* [WHAT TO WORK ON]: All of the data should be output character for character, except the pictures.
── DATA SUPPLIED
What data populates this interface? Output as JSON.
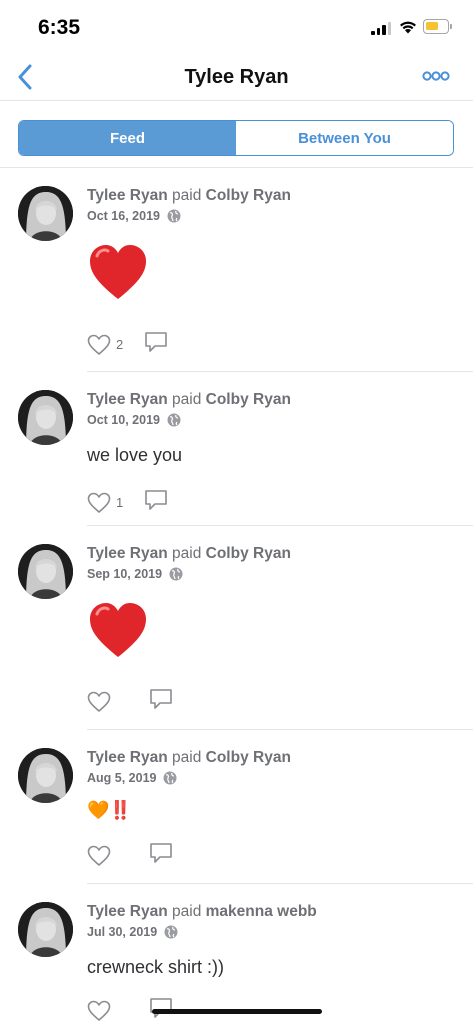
{
  "status_bar": {
    "time": "6:35",
    "battery_color": "#f4c531"
  },
  "nav": {
    "title": "Tylee Ryan",
    "back_icon": "chevron-left-icon",
    "more_icon": "more-icon"
  },
  "tabs": [
    {
      "label": "Feed",
      "active": true
    },
    {
      "label": "Between You",
      "active": false
    }
  ],
  "accent": "#4a90d9",
  "feed": [
    {
      "actor": "Tylee Ryan",
      "verb": "paid",
      "target": "Colby Ryan",
      "date": "Oct 16, 2019",
      "note_emoji": "red-heart",
      "likes": "2"
    },
    {
      "actor": "Tylee Ryan",
      "verb": "paid",
      "target": "Colby Ryan",
      "date": "Oct 10, 2019",
      "note_text": "we love you",
      "likes": "1"
    },
    {
      "actor": "Tylee Ryan",
      "verb": "paid",
      "target": "Colby Ryan",
      "date": "Sep 10, 2019",
      "note_emoji": "red-heart",
      "likes": ""
    },
    {
      "actor": "Tylee Ryan",
      "verb": "paid",
      "target": "Colby Ryan",
      "date": "Aug 5, 2019",
      "note_text": "🧡‼️",
      "likes": ""
    },
    {
      "actor": "Tylee Ryan",
      "verb": "paid",
      "target": "makenna webb",
      "date": "Jul 30, 2019",
      "note_text": "crewneck shirt :))",
      "likes": ""
    }
  ]
}
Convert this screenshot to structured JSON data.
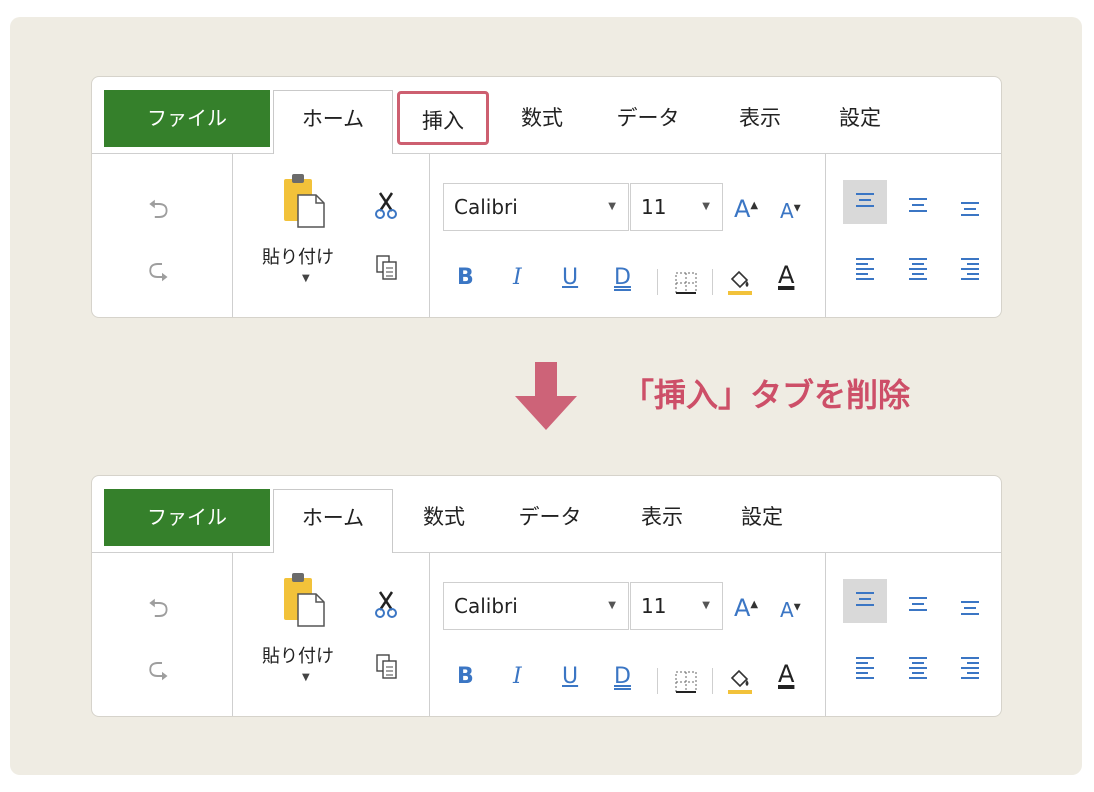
{
  "before": {
    "tabs": [
      {
        "label": "ファイル"
      },
      {
        "label": "ホーム"
      },
      {
        "label": "挿入"
      },
      {
        "label": "数式"
      },
      {
        "label": "データ"
      },
      {
        "label": "表示"
      },
      {
        "label": "設定"
      }
    ],
    "highlighted_tab": "挿入"
  },
  "after": {
    "tabs": [
      {
        "label": "ファイル"
      },
      {
        "label": "ホーム"
      },
      {
        "label": "数式"
      },
      {
        "label": "データ"
      },
      {
        "label": "表示"
      },
      {
        "label": "設定"
      }
    ]
  },
  "ribbon": {
    "paste_label": "貼り付け",
    "font_name": "Calibri",
    "font_size": "11",
    "bold_label": "B",
    "italic_label": "I",
    "underline_label": "U",
    "double_underline_label": "D",
    "font_color_label": "A",
    "grow_label": "A",
    "shrink_label": "A"
  },
  "caption": "「挿入」タブを削除",
  "colors": {
    "file_tab": "#35802b",
    "highlight": "#cd5f70",
    "accent_blue": "#3b76c4",
    "arrow": "#cd6378",
    "caption": "#cd4f68",
    "panel": "#efece3"
  }
}
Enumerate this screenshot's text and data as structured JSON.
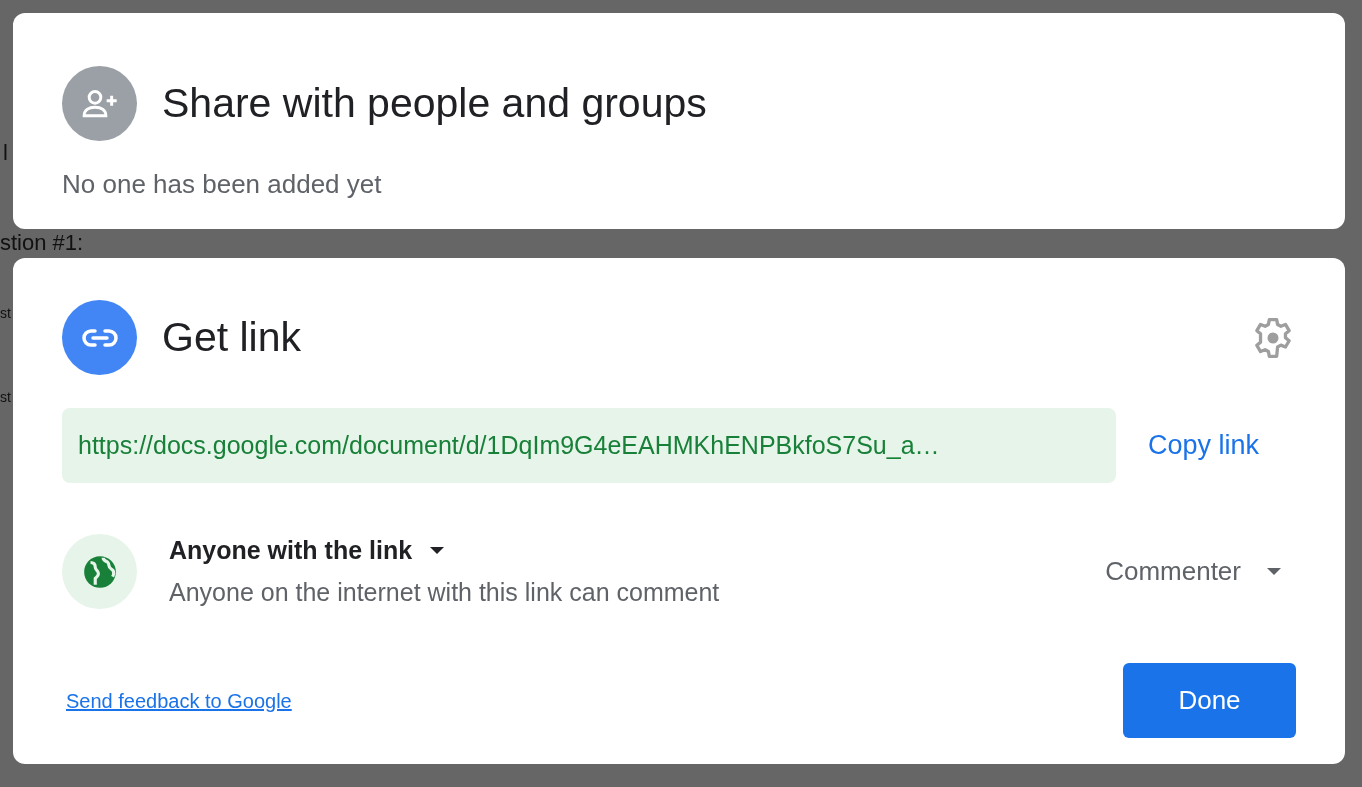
{
  "background_document": {
    "lines": [
      "l",
      "stion #1:",
      "st",
      "st"
    ]
  },
  "share_panel": {
    "title": "Share with people and groups",
    "status": "No one has been added yet"
  },
  "link_panel": {
    "title": "Get link",
    "url": "https://docs.google.com/document/d/1DqIm9G4eEAHMKhENPBkfoS7Su_a…",
    "copy_label": "Copy link",
    "access": {
      "scope": "Anyone with the link",
      "description": "Anyone on the internet with this link can comment",
      "role": "Commenter"
    },
    "feedback_link": "Send feedback to Google",
    "done_label": "Done"
  }
}
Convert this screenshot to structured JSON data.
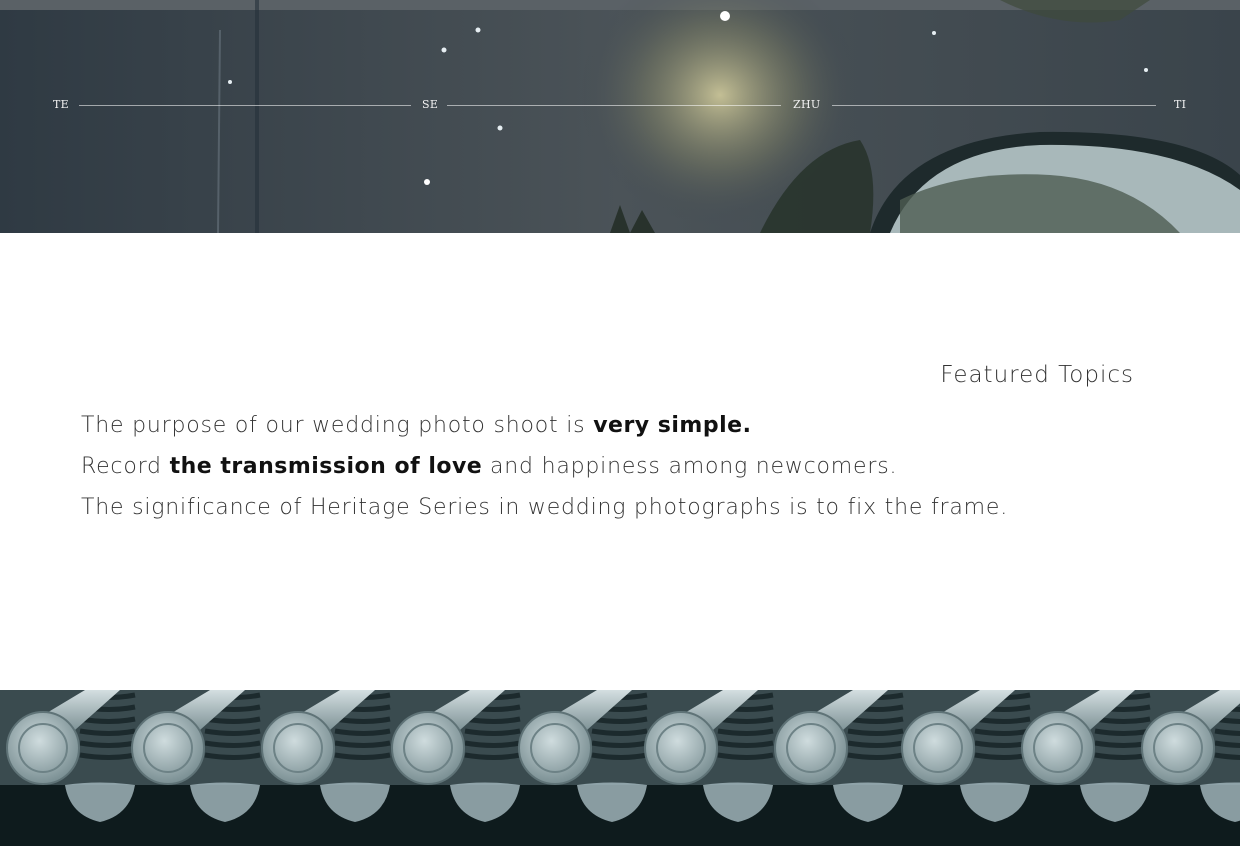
{
  "hero": {
    "steps": [
      "TE",
      "SE",
      "ZHU",
      "TI"
    ]
  },
  "topics": {
    "title": "Featured Topics"
  },
  "intro": {
    "line1": {
      "before": "The purpose of our wedding photo shoot is ",
      "strong": "very simple.",
      "after": ""
    },
    "line2": {
      "before": "Record ",
      "strong": "the transmission of love",
      "after": " and happiness among newcomers."
    },
    "line3": {
      "before": "The significance of Heritage Series in wedding photographs is to fix the frame.",
      "strong": "",
      "after": ""
    }
  },
  "colors": {
    "accent_text": "#333333",
    "hero_dark": "#2d373f",
    "roof_tile": "#9fb3b8"
  }
}
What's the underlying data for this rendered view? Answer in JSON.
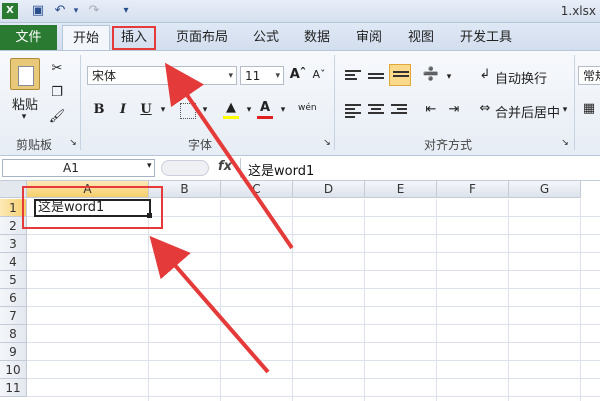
{
  "window": {
    "filename": "1.xlsx"
  },
  "tabs": [
    {
      "label": "文件"
    },
    {
      "label": "开始"
    },
    {
      "label": "插入"
    },
    {
      "label": "页面布局"
    },
    {
      "label": "公式"
    },
    {
      "label": "数据"
    },
    {
      "label": "审阅"
    },
    {
      "label": "视图"
    },
    {
      "label": "开发工具"
    }
  ],
  "ribbon": {
    "clipboard": {
      "paste_label": "粘贴",
      "group_label": "剪贴板"
    },
    "font": {
      "name": "宋体",
      "size": "11",
      "bold": "B",
      "italic": "I",
      "underline": "U",
      "wen": "wén",
      "group_label": "字体"
    },
    "alignment": {
      "wrap_label": "自动换行",
      "merge_label": "合并后居中",
      "group_label": "对齐方式"
    },
    "number": {
      "format": "常规"
    }
  },
  "formula_bar": {
    "name_box": "A1",
    "fx": "fx",
    "content": "这是word1"
  },
  "grid": {
    "columns": [
      "A",
      "B",
      "C",
      "D",
      "E",
      "F",
      "G"
    ],
    "rows": [
      "1",
      "2",
      "3",
      "4",
      "5",
      "6",
      "7",
      "8",
      "9",
      "10",
      "11"
    ],
    "a1_value": "这是word1"
  },
  "colors": {
    "file_tab": "#2a7a32",
    "annotation": "#e53a3a"
  }
}
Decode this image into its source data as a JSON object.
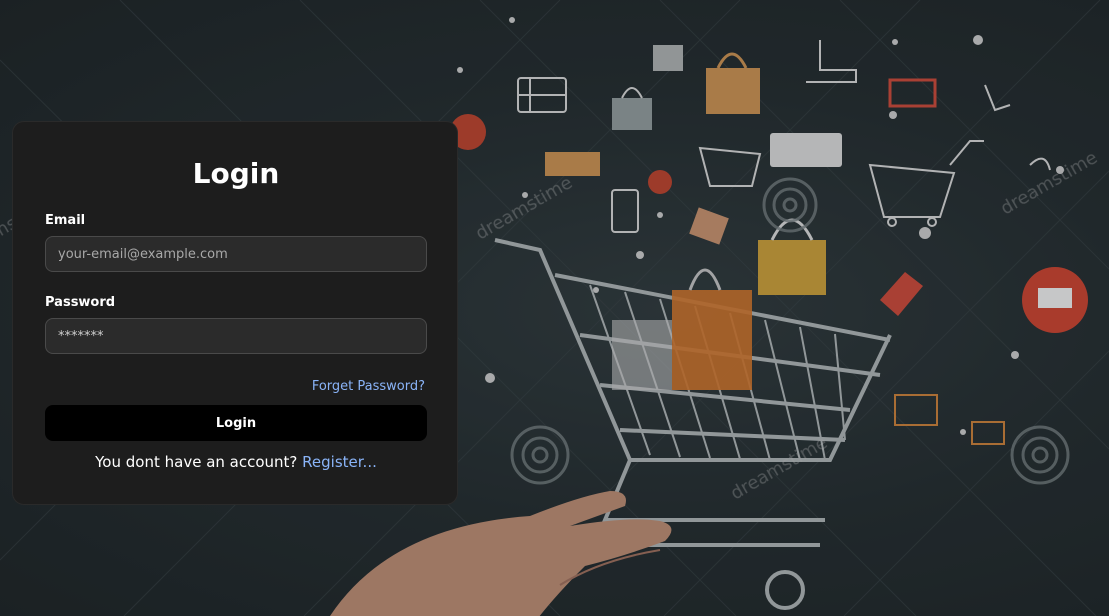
{
  "login_form": {
    "title": "Login",
    "email_label": "Email",
    "email_placeholder": "your-email@example.com",
    "email_value": "",
    "password_label": "Password",
    "password_value": "*******",
    "forgot_link": "Forget Password?",
    "submit_label": "Login",
    "register_prompt": "You dont have an account?",
    "register_link": "Register..."
  },
  "background": {
    "watermark": "dreamstime",
    "colors": {
      "background": "#232c2f",
      "card": "#1d1d1d",
      "link": "#8ab4f8",
      "accent_orange": "#e07b2a",
      "accent_red": "#d94b3a"
    }
  }
}
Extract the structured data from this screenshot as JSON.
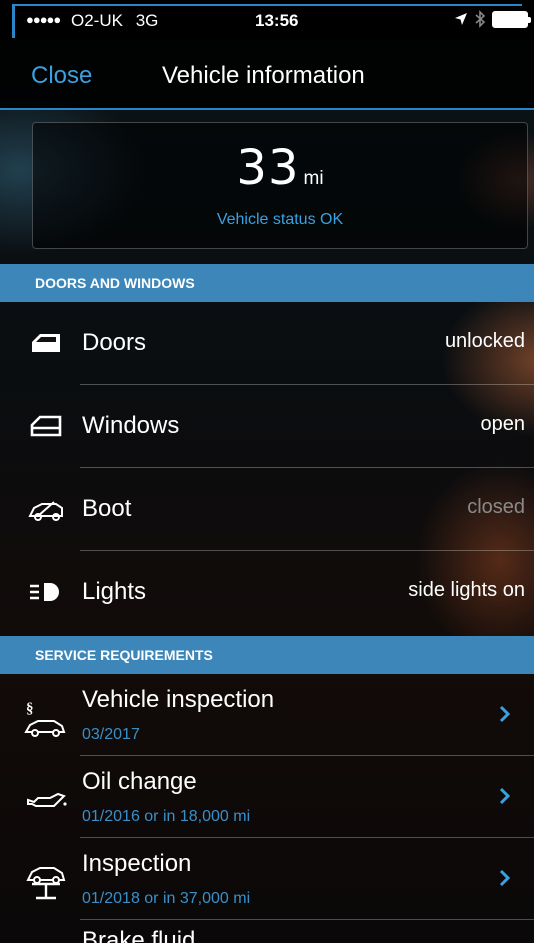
{
  "status_bar": {
    "signal_dots": "●●●●●",
    "carrier": "O2-UK",
    "network": "3G",
    "time": "13:56",
    "location_icon": "location-arrow-icon",
    "bluetooth_icon": "bluetooth-icon",
    "battery_icon": "battery-icon"
  },
  "nav": {
    "close_label": "Close",
    "title": "Vehicle information"
  },
  "vehicle_status": {
    "mileage": "33",
    "unit": "mi",
    "status": "Vehicle status OK"
  },
  "doors_windows": {
    "header": "DOORS AND WINDOWS",
    "items": [
      {
        "icon": "door-icon",
        "label": "Doors",
        "value": "unlocked"
      },
      {
        "icon": "window-icon",
        "label": "Windows",
        "value": "open"
      },
      {
        "icon": "boot-icon",
        "label": "Boot",
        "value": "closed"
      },
      {
        "icon": "lights-icon",
        "label": "Lights",
        "value": "side lights on"
      }
    ]
  },
  "service": {
    "header": "SERVICE REQUIREMENTS",
    "items": [
      {
        "icon": "vehicle-inspection-icon",
        "label": "Vehicle inspection",
        "sub": "03/2017",
        "section_mark": "§"
      },
      {
        "icon": "oil-can-icon",
        "label": "Oil change",
        "sub": "01/2016 or in 18,000 mi"
      },
      {
        "icon": "car-lift-icon",
        "label": "Inspection",
        "sub": "01/2018 or in 37,000 mi"
      },
      {
        "label": "Brake fluid"
      }
    ]
  },
  "colors": {
    "accent": "#2b86c7",
    "link": "#3aa0e0",
    "section_header": "#3d86b9",
    "dim_value": "#8a8a8a"
  }
}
────
* [THE RESPONSE]:
What data populates this interface? Output as JSON.
{
  "status_bar": {
    "time": "6:35",
    "battery_color": "#f4c531"
  },
  "nav": {
    "title": "Tylee Ryan",
    "back_icon": "chevron-left-icon",
    "more_icon": "more-icon"
  },
  "tabs": [
    {
      "label": "Feed",
      "active": true
    },
    {
      "label": "Between You",
      "active": false
    }
  ],
  "accent": "#4a90d9",
  "feed": [
    {
      "actor": "Tylee Ryan",
      "verb": "paid",
      "target": "Colby Ryan",
      "date": "Oct 16, 2019",
      "note_emoji": "red-heart",
      "likes": "2"
    },
    {
      "actor": "Tylee Ryan",
      "verb": "paid",
      "target": "Colby Ryan",
      "date": "Oct 10, 2019",
      "note_text": "we love you",
      "likes": "1"
    },
    {
      "actor": "Tylee Ryan",
      "verb": "paid",
      "target": "Colby Ryan",
      "date": "Sep 10, 2019",
      "note_emoji": "red-heart",
      "likes": ""
    },
    {
      "actor": "Tylee Ryan",
      "verb": "paid",
      "target": "Colby Ryan",
      "date": "Aug 5, 2019",
      "note_text": "🧡‼️",
      "likes": ""
    },
    {
      "actor": "Tylee Ryan",
      "verb": "paid",
      "target": "makenna webb",
      "date": "Jul 30, 2019",
      "note_text": "crewneck shirt :))",
      "likes": ""
    }
  ]
}
Convert this screenshot to structured JSON data.
{
  "before": {
    "tabs": [
      {
        "label": "ファイル"
      },
      {
        "label": "ホーム"
      },
      {
        "label": "挿入"
      },
      {
        "label": "数式"
      },
      {
        "label": "データ"
      },
      {
        "label": "表示"
      },
      {
        "label": "設定"
      }
    ],
    "highlighted_tab": "挿入"
  },
  "after": {
    "tabs": [
      {
        "label": "ファイル"
      },
      {
        "label": "ホーム"
      },
      {
        "label": "数式"
      },
      {
        "label": "データ"
      },
      {
        "label": "表示"
      },
      {
        "label": "設定"
      }
    ]
  },
  "ribbon": {
    "paste_label": "貼り付け",
    "font_name": "Calibri",
    "font_size": "11",
    "bold_label": "B",
    "italic_label": "I",
    "underline_label": "U",
    "double_underline_label": "D",
    "font_color_label": "A",
    "grow_label": "A",
    "shrink_label": "A"
  },
  "caption": "「挿入」タブを削除",
  "colors": {
    "file_tab": "#35802b",
    "highlight": "#cd5f70",
    "accent_blue": "#3b76c4",
    "arrow": "#cd6378",
    "caption": "#cd4f68",
    "panel": "#efece3"
  }
}
Enumerate this screenshot's text and data as structured JSON.
{
  "background_document": {
    "lines": [
      "l",
      "stion #1:",
      "st",
      "st"
    ]
  },
  "share_panel": {
    "title": "Share with people and groups",
    "status": "No one has been added yet"
  },
  "link_panel": {
    "title": "Get link",
    "url": "https://docs.google.com/document/d/1DqIm9G4eEAHMKhENPBkfoS7Su_a…",
    "copy_label": "Copy link",
    "access": {
      "scope": "Anyone with the link",
      "description": "Anyone on the internet with this link can comment",
      "role": "Commenter"
    },
    "feedback_link": "Send feedback to Google",
    "done_label": "Done"
  }
}
Convert this screenshot to structured JSON data.
{
  "hero": {
    "steps": [
      "TE",
      "SE",
      "ZHU",
      "TI"
    ]
  },
  "topics": {
    "title": "Featured Topics"
  },
  "intro": {
    "line1": {
      "before": "The purpose of our wedding photo shoot is ",
      "strong": "very simple.",
      "after": ""
    },
    "line2": {
      "before": "Record ",
      "strong": "the transmission of love",
      "after": " and happiness among newcomers."
    },
    "line3": {
      "before": "The significance of Heritage Series in wedding photographs is to fix the frame.",
      "strong": "",
      "after": ""
    }
  },
  "colors": {
    "accent_text": "#333333",
    "hero_dark": "#2d373f",
    "roof_tile": "#9fb3b8"
  }
}
What's the underlying data for this rendered view? Answer in JSON.
{
  "window": {
    "filename": "1.xlsx"
  },
  "tabs": [
    {
      "label": "文件"
    },
    {
      "label": "开始"
    },
    {
      "label": "插入"
    },
    {
      "label": "页面布局"
    },
    {
      "label": "公式"
    },
    {
      "label": "数据"
    },
    {
      "label": "审阅"
    },
    {
      "label": "视图"
    },
    {
      "label": "开发工具"
    }
  ],
  "ribbon": {
    "clipboard": {
      "paste_label": "粘贴",
      "group_label": "剪贴板"
    },
    "font": {
      "name": "宋体",
      "size": "11",
      "bold": "B",
      "italic": "I",
      "underline": "U",
      "wen": "wén",
      "group_label": "字体"
    },
    "alignment": {
      "wrap_label": "自动换行",
      "merge_label": "合并后居中",
      "group_label": "对齐方式"
    },
    "number": {
      "format": "常规"
    }
  },
  "formula_bar": {
    "name_box": "A1",
    "fx": "fx",
    "content": "这是word1"
  },
  "grid": {
    "columns": [
      "A",
      "B",
      "C",
      "D",
      "E",
      "F",
      "G"
    ],
    "rows": [
      "1",
      "2",
      "3",
      "4",
      "5",
      "6",
      "7",
      "8",
      "9",
      "10",
      "11"
    ],
    "a1_value": "这是word1"
  },
  "colors": {
    "file_tab": "#2a7a32",
    "annotation": "#e53a3a"
  }
}
Decode this image into its source data as a JSON object.
{
  "login_form": {
    "title": "Login",
    "email_label": "Email",
    "email_placeholder": "your-email@example.com",
    "email_value": "",
    "password_label": "Password",
    "password_value": "*******",
    "forgot_link": "Forget Password?",
    "submit_label": "Login",
    "register_prompt": "You dont have an account?",
    "register_link": "Register..."
  },
  "background": {
    "watermark": "dreamstime",
    "colors": {
      "background": "#232c2f",
      "card": "#1d1d1d",
      "link": "#8ab4f8",
      "accent_orange": "#e07b2a",
      "accent_red": "#d94b3a"
    }
  }
}
Extract the structured data from this screenshot as JSON.
{
  "status_bar": {
    "signal_dots": "●●●●●",
    "carrier": "O2-UK",
    "network": "3G",
    "time": "13:56",
    "location_icon": "location-arrow-icon",
    "bluetooth_icon": "bluetooth-icon",
    "battery_icon": "battery-icon"
  },
  "nav": {
    "close_label": "Close",
    "title": "Vehicle information"
  },
  "vehicle_status": {
    "mileage": "33",
    "unit": "mi",
    "status": "Vehicle status OK"
  },
  "doors_windows": {
    "header": "DOORS AND WINDOWS",
    "items": [
      {
        "icon": "door-icon",
        "label": "Doors",
        "value": "unlocked"
      },
      {
        "icon": "window-icon",
        "label": "Windows",
        "value": "open"
      },
      {
        "icon": "boot-icon",
        "label": "Boot",
        "value": "closed"
      },
      {
        "icon": "lights-icon",
        "label": "Lights",
        "value": "side lights on"
      }
    ]
  },
  "service": {
    "header": "SERVICE REQUIREMENTS",
    "items": [
      {
        "icon": "vehicle-inspection-icon",
        "label": "Vehicle inspection",
        "sub": "03/2017",
        "section_mark": "§"
      },
      {
        "icon": "oil-can-icon",
        "label": "Oil change",
        "sub": "01/2016 or in 18,000 mi"
      },
      {
        "icon": "car-lift-icon",
        "label": "Inspection",
        "sub": "01/2018 or in 37,000 mi"
      },
      {
        "label": "Brake fluid"
      }
    ]
  },
  "colors": {
    "accent": "#2b86c7",
    "link": "#3aa0e0",
    "section_header": "#3d86b9",
    "dim_value": "#8a8a8a"
  }
}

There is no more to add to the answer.